▶ GIVEN PROBLEM: Transcribe the listing in full, excluding any pictures.

** BEGIN EXERCISE INPUT **

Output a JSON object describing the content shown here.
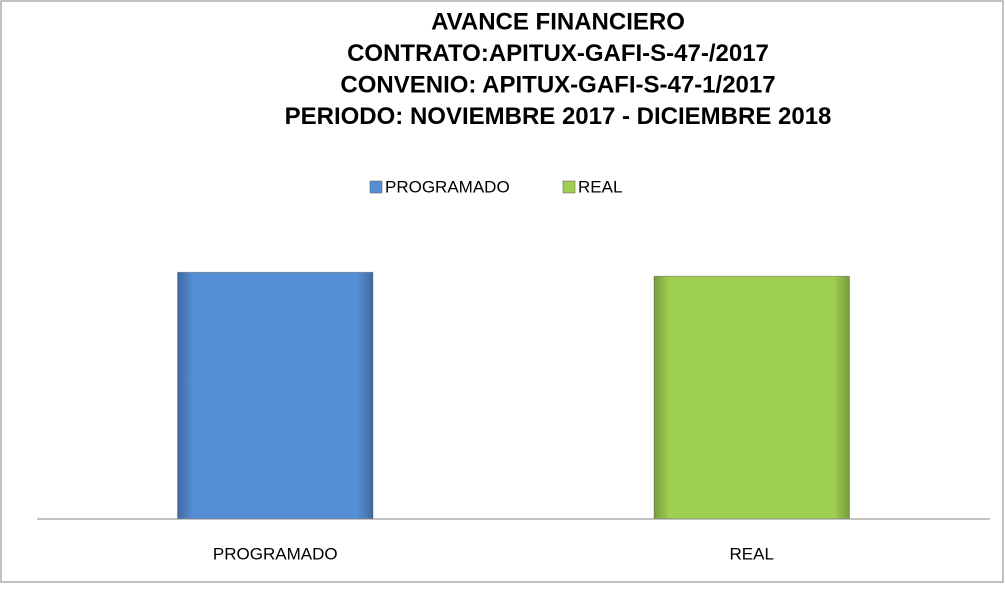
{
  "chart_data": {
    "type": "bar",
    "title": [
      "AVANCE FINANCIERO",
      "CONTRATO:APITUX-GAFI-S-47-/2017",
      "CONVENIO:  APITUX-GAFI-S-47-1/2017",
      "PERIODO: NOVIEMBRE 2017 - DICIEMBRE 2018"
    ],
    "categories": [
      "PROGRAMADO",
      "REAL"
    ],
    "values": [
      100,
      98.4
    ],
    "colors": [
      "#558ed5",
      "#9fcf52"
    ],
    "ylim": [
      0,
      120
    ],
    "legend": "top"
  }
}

** END EXERCISE INPUT **

▶ RESPONSE TO THE EXERCISE:
Output a JSON object describing the content shown here.
{
  "chart_data": {
    "type": "bar",
    "title": [
      "AVANCE FINANCIERO",
      "CONTRATO:APITUX-GAFI-S-47-/2017",
      "CONVENIO:  APITUX-GAFI-S-47-1/2017",
      "PERIODO: NOVIEMBRE 2017 - DICIEMBRE 2018"
    ],
    "categories": [
      "PROGRAMADO",
      "REAL"
    ],
    "values": [
      100,
      98.4
    ],
    "colors": [
      "#558ed5",
      "#9fcf52"
    ],
    "ylim": [
      0,
      120
    ],
    "legend": "top"
  }
}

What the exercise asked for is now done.